**Stated task**
Extract verbatim every line from the one containing "Enumerate this screenshot's" to the final line of the records below, inclusive, and exclude all pictures.

── Given data

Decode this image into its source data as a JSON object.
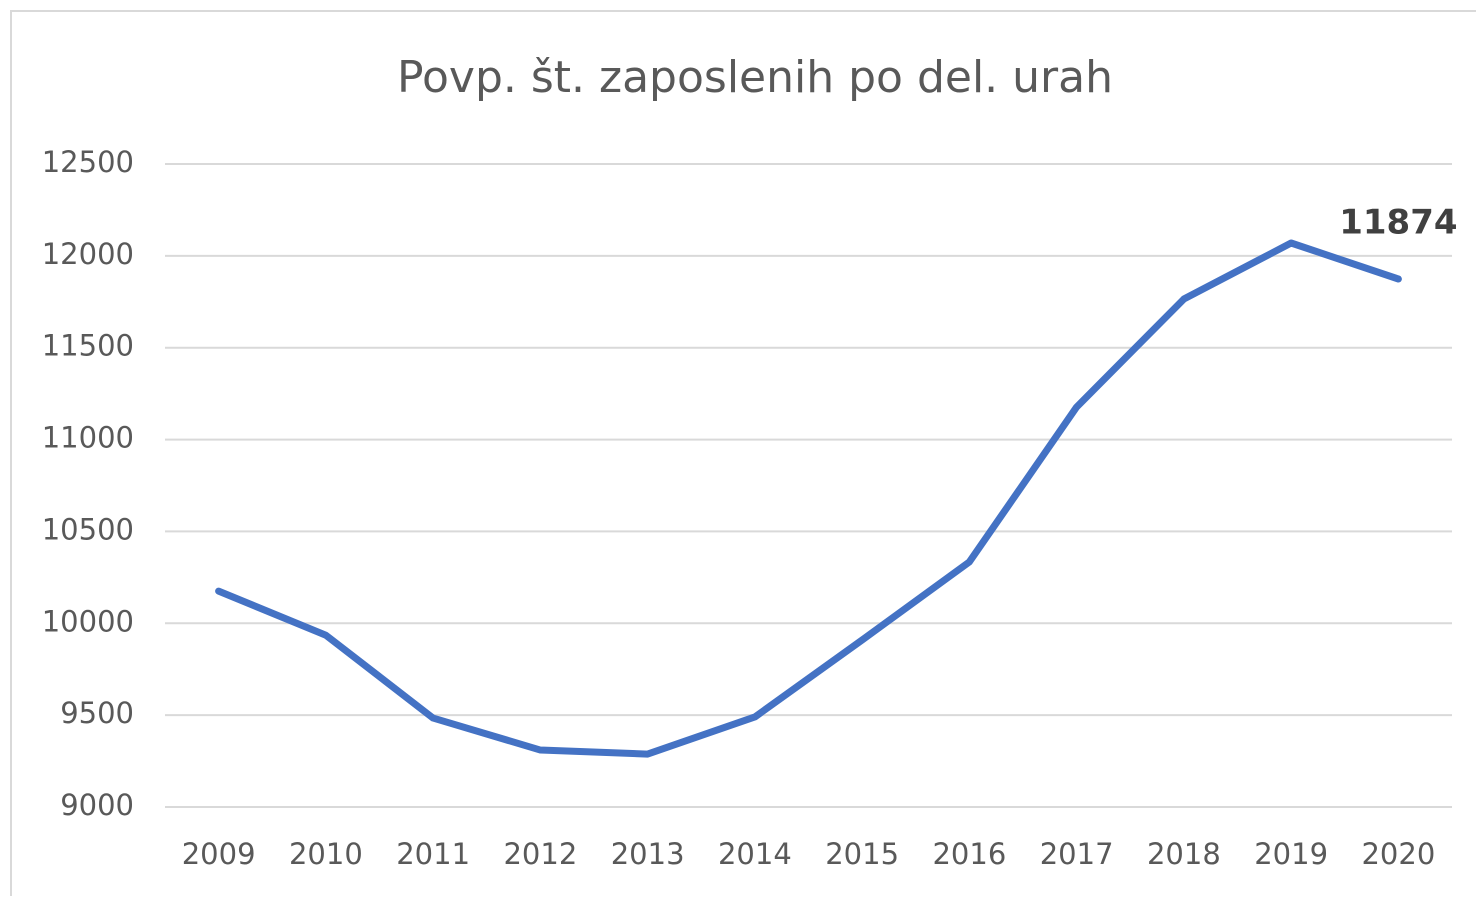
{
  "chart_data": {
    "type": "line",
    "title": "Povp. št. zaposlenih po del. urah",
    "categories": [
      "2009",
      "2010",
      "2011",
      "2012",
      "2013",
      "2014",
      "2015",
      "2016",
      "2017",
      "2018",
      "2019",
      "2020"
    ],
    "values": [
      10175,
      9935,
      9484,
      9310,
      9288,
      9490,
      9909,
      10334,
      11177,
      11765,
      12070,
      11874
    ],
    "color": "#4472c4",
    "ylim": [
      9000,
      12500
    ],
    "yticks": [
      9000,
      9500,
      10000,
      10500,
      11000,
      11500,
      12000,
      12500
    ],
    "grid": true
  }
}
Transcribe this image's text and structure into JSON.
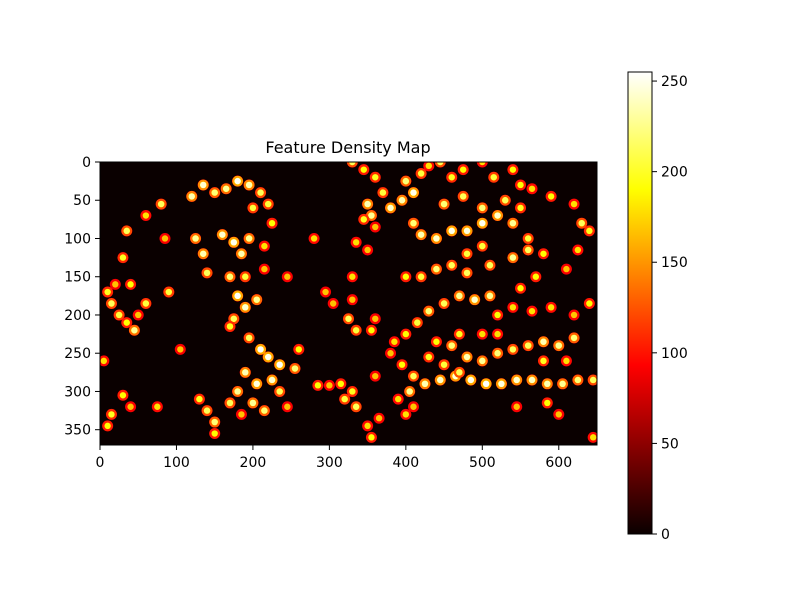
{
  "chart_data": {
    "type": "heatmap",
    "title": "Feature Density Map",
    "xlabel": "",
    "ylabel": "",
    "colormap": "hot",
    "image_width": 650,
    "image_height": 370,
    "x_ticks": [
      0,
      100,
      200,
      300,
      400,
      500,
      600
    ],
    "y_ticks": [
      0,
      50,
      100,
      150,
      200,
      250,
      300,
      350
    ],
    "colorbar": {
      "range": [
        0,
        255
      ],
      "ticks": [
        0,
        50,
        100,
        150,
        200,
        250
      ]
    },
    "background_value": 0,
    "features": [
      [
        10,
        170,
        180
      ],
      [
        15,
        185,
        200
      ],
      [
        25,
        200,
        190
      ],
      [
        35,
        210,
        170
      ],
      [
        45,
        220,
        220
      ],
      [
        50,
        200,
        150
      ],
      [
        60,
        185,
        190
      ],
      [
        40,
        160,
        170
      ],
      [
        20,
        160,
        150
      ],
      [
        30,
        125,
        180
      ],
      [
        35,
        90,
        200
      ],
      [
        60,
        70,
        160
      ],
      [
        80,
        55,
        200
      ],
      [
        85,
        100,
        150
      ],
      [
        90,
        170,
        190
      ],
      [
        75,
        320,
        160
      ],
      [
        15,
        330,
        180
      ],
      [
        10,
        345,
        170
      ],
      [
        5,
        260,
        160
      ],
      [
        40,
        320,
        150
      ],
      [
        30,
        305,
        170
      ],
      [
        105,
        245,
        150
      ],
      [
        120,
        45,
        230
      ],
      [
        135,
        30,
        240
      ],
      [
        150,
        40,
        210
      ],
      [
        165,
        35,
        220
      ],
      [
        180,
        25,
        250
      ],
      [
        195,
        30,
        230
      ],
      [
        210,
        40,
        200
      ],
      [
        220,
        55,
        190
      ],
      [
        225,
        80,
        170
      ],
      [
        215,
        110,
        160
      ],
      [
        125,
        100,
        220
      ],
      [
        135,
        120,
        230
      ],
      [
        140,
        145,
        200
      ],
      [
        160,
        95,
        240
      ],
      [
        175,
        105,
        250
      ],
      [
        185,
        120,
        230
      ],
      [
        170,
        150,
        210
      ],
      [
        180,
        175,
        255
      ],
      [
        190,
        190,
        240
      ],
      [
        205,
        180,
        220
      ],
      [
        175,
        205,
        200
      ],
      [
        190,
        150,
        190
      ],
      [
        215,
        140,
        150
      ],
      [
        245,
        150,
        150
      ],
      [
        195,
        100,
        220
      ],
      [
        200,
        60,
        190
      ],
      [
        170,
        215,
        180
      ],
      [
        195,
        230,
        200
      ],
      [
        210,
        245,
        255
      ],
      [
        220,
        255,
        250
      ],
      [
        235,
        265,
        255
      ],
      [
        225,
        285,
        240
      ],
      [
        205,
        290,
        245
      ],
      [
        190,
        275,
        230
      ],
      [
        180,
        300,
        220
      ],
      [
        170,
        315,
        200
      ],
      [
        200,
        315,
        220
      ],
      [
        215,
        325,
        210
      ],
      [
        235,
        300,
        200
      ],
      [
        255,
        270,
        210
      ],
      [
        260,
        245,
        170
      ],
      [
        245,
        320,
        150
      ],
      [
        140,
        325,
        200
      ],
      [
        150,
        340,
        210
      ],
      [
        130,
        310,
        180
      ],
      [
        150,
        355,
        170
      ],
      [
        185,
        330,
        150
      ],
      [
        280,
        100,
        160
      ],
      [
        295,
        170,
        150
      ],
      [
        305,
        185,
        150
      ],
      [
        285,
        292,
        170
      ],
      [
        300,
        292,
        150
      ],
      [
        330,
        0,
        200
      ],
      [
        345,
        10,
        170
      ],
      [
        360,
        20,
        180
      ],
      [
        370,
        40,
        190
      ],
      [
        350,
        55,
        230
      ],
      [
        355,
        70,
        220
      ],
      [
        380,
        60,
        240
      ],
      [
        395,
        50,
        230
      ],
      [
        410,
        40,
        250
      ],
      [
        400,
        25,
        210
      ],
      [
        420,
        15,
        190
      ],
      [
        430,
        5,
        160
      ],
      [
        445,
        0,
        200
      ],
      [
        460,
        20,
        180
      ],
      [
        475,
        10,
        170
      ],
      [
        500,
        0,
        160
      ],
      [
        515,
        20,
        190
      ],
      [
        540,
        10,
        170
      ],
      [
        565,
        35,
        160
      ],
      [
        590,
        45,
        170
      ],
      [
        620,
        55,
        160
      ],
      [
        640,
        90,
        180
      ],
      [
        630,
        80,
        200
      ],
      [
        625,
        115,
        160
      ],
      [
        610,
        140,
        150
      ],
      [
        580,
        120,
        170
      ],
      [
        560,
        100,
        190
      ],
      [
        540,
        80,
        220
      ],
      [
        520,
        70,
        240
      ],
      [
        500,
        80,
        250
      ],
      [
        480,
        90,
        245
      ],
      [
        460,
        90,
        250
      ],
      [
        440,
        100,
        240
      ],
      [
        420,
        95,
        230
      ],
      [
        410,
        80,
        210
      ],
      [
        450,
        55,
        210
      ],
      [
        475,
        45,
        200
      ],
      [
        500,
        60,
        210
      ],
      [
        530,
        50,
        200
      ],
      [
        550,
        60,
        180
      ],
      [
        550,
        30,
        170
      ],
      [
        500,
        110,
        190
      ],
      [
        480,
        120,
        190
      ],
      [
        460,
        135,
        200
      ],
      [
        440,
        140,
        210
      ],
      [
        420,
        150,
        190
      ],
      [
        400,
        150,
        170
      ],
      [
        480,
        145,
        200
      ],
      [
        510,
        135,
        200
      ],
      [
        540,
        125,
        220
      ],
      [
        560,
        115,
        200
      ],
      [
        570,
        150,
        170
      ],
      [
        550,
        165,
        170
      ],
      [
        510,
        175,
        220
      ],
      [
        490,
        180,
        240
      ],
      [
        470,
        175,
        220
      ],
      [
        450,
        185,
        200
      ],
      [
        430,
        195,
        210
      ],
      [
        415,
        210,
        190
      ],
      [
        400,
        225,
        170
      ],
      [
        385,
        235,
        160
      ],
      [
        380,
        250,
        150
      ],
      [
        395,
        265,
        170
      ],
      [
        410,
        280,
        200
      ],
      [
        405,
        300,
        220
      ],
      [
        425,
        290,
        230
      ],
      [
        445,
        285,
        240
      ],
      [
        465,
        280,
        245
      ],
      [
        485,
        285,
        250
      ],
      [
        505,
        290,
        255
      ],
      [
        525,
        290,
        245
      ],
      [
        545,
        285,
        240
      ],
      [
        565,
        285,
        235
      ],
      [
        585,
        290,
        230
      ],
      [
        605,
        290,
        220
      ],
      [
        625,
        285,
        210
      ],
      [
        645,
        285,
        200
      ],
      [
        560,
        240,
        200
      ],
      [
        580,
        235,
        230
      ],
      [
        600,
        240,
        220
      ],
      [
        620,
        230,
        210
      ],
      [
        580,
        260,
        180
      ],
      [
        610,
        260,
        160
      ],
      [
        460,
        240,
        210
      ],
      [
        480,
        255,
        230
      ],
      [
        500,
        260,
        220
      ],
      [
        520,
        250,
        210
      ],
      [
        540,
        245,
        200
      ],
      [
        450,
        265,
        190
      ],
      [
        470,
        275,
        200
      ],
      [
        430,
        255,
        180
      ],
      [
        440,
        235,
        170
      ],
      [
        470,
        225,
        180
      ],
      [
        500,
        225,
        160
      ],
      [
        520,
        225,
        160
      ],
      [
        520,
        200,
        170
      ],
      [
        540,
        190,
        160
      ],
      [
        565,
        195,
        160
      ],
      [
        590,
        190,
        160
      ],
      [
        640,
        185,
        170
      ],
      [
        620,
        200,
        150
      ],
      [
        585,
        315,
        170
      ],
      [
        545,
        320,
        150
      ],
      [
        600,
        330,
        150
      ],
      [
        645,
        360,
        160
      ],
      [
        410,
        320,
        150
      ],
      [
        400,
        330,
        160
      ],
      [
        390,
        310,
        160
      ],
      [
        355,
        360,
        170
      ],
      [
        350,
        345,
        160
      ],
      [
        365,
        335,
        150
      ],
      [
        335,
        320,
        200
      ],
      [
        320,
        310,
        190
      ],
      [
        330,
        300,
        180
      ],
      [
        315,
        290,
        170
      ],
      [
        325,
        205,
        200
      ],
      [
        335,
        220,
        190
      ],
      [
        355,
        220,
        170
      ],
      [
        360,
        205,
        150
      ],
      [
        330,
        150,
        160
      ],
      [
        335,
        105,
        160
      ],
      [
        345,
        75,
        180
      ],
      [
        360,
        85,
        150
      ],
      [
        350,
        115,
        150
      ],
      [
        360,
        280,
        150
      ],
      [
        330,
        180,
        150
      ]
    ]
  }
}
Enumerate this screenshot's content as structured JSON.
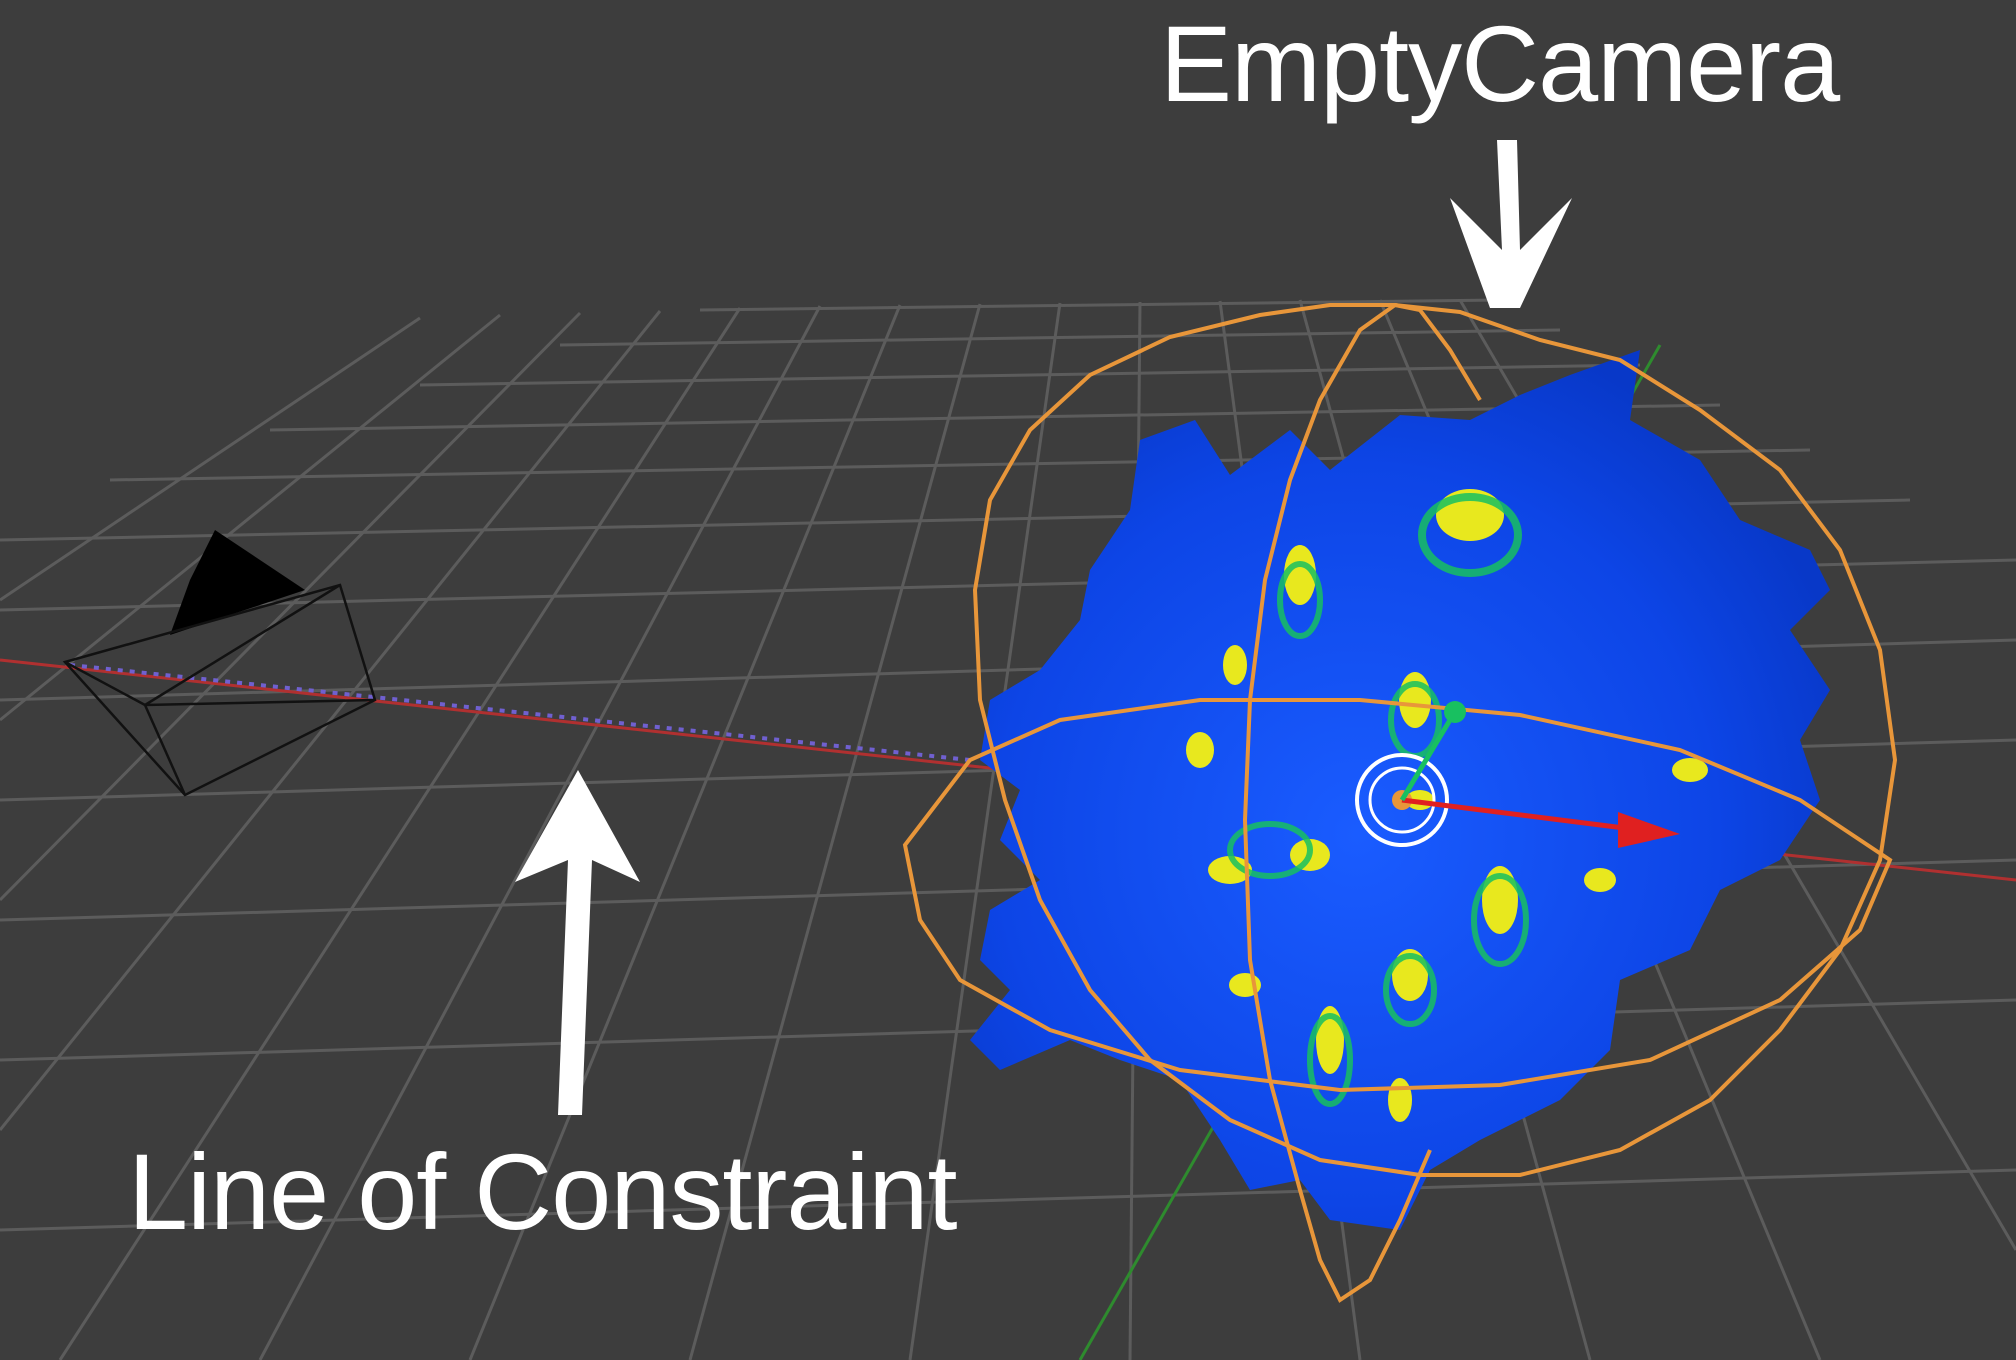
{
  "viewport": {
    "background_color": "#3d3d3d",
    "grid_color": "#5a5a5a",
    "x_axis_color": "#b03030",
    "y_axis_color": "#2e8b2e"
  },
  "annotations": {
    "empty_camera_label": "EmptyCamera",
    "line_of_constraint_label": "Line of Constraint"
  },
  "objects": {
    "camera": {
      "icon": "camera-icon",
      "color": "#000000"
    },
    "empty_sphere": {
      "icon": "sphere-empty-icon",
      "color": "#e8963a"
    },
    "mesh": {
      "palette": [
        "#0a3fd8",
        "#1a5cff",
        "#18c060",
        "#e8e81e"
      ]
    },
    "constraint_line": {
      "color": "#7060d0"
    }
  }
}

────

**Answer to this problem**
Enumerate this screenshot's content as structured JSON.
{
  "viewport": {
    "background_color": "#3d3d3d",
    "grid_color": "#5a5a5a",
    "x_axis_color": "#b03030",
    "y_axis_color": "#2e8b2e"
  },
  "annotations": {
    "empty_camera_label": "EmptyCamera",
    "line_of_constraint_label": "Line of Constraint"
  },
  "objects": {
    "camera": {
      "icon": "camera-icon",
      "color": "#000000"
    },
    "empty_sphere": {
      "icon": "sphere-empty-icon",
      "color": "#e8963a"
    },
    "mesh": {
      "palette": [
        "#0a3fd8",
        "#1a5cff",
        "#18c060",
        "#e8e81e"
      ]
    },
    "constraint_line": {
      "color": "#7060d0"
    }
  }
}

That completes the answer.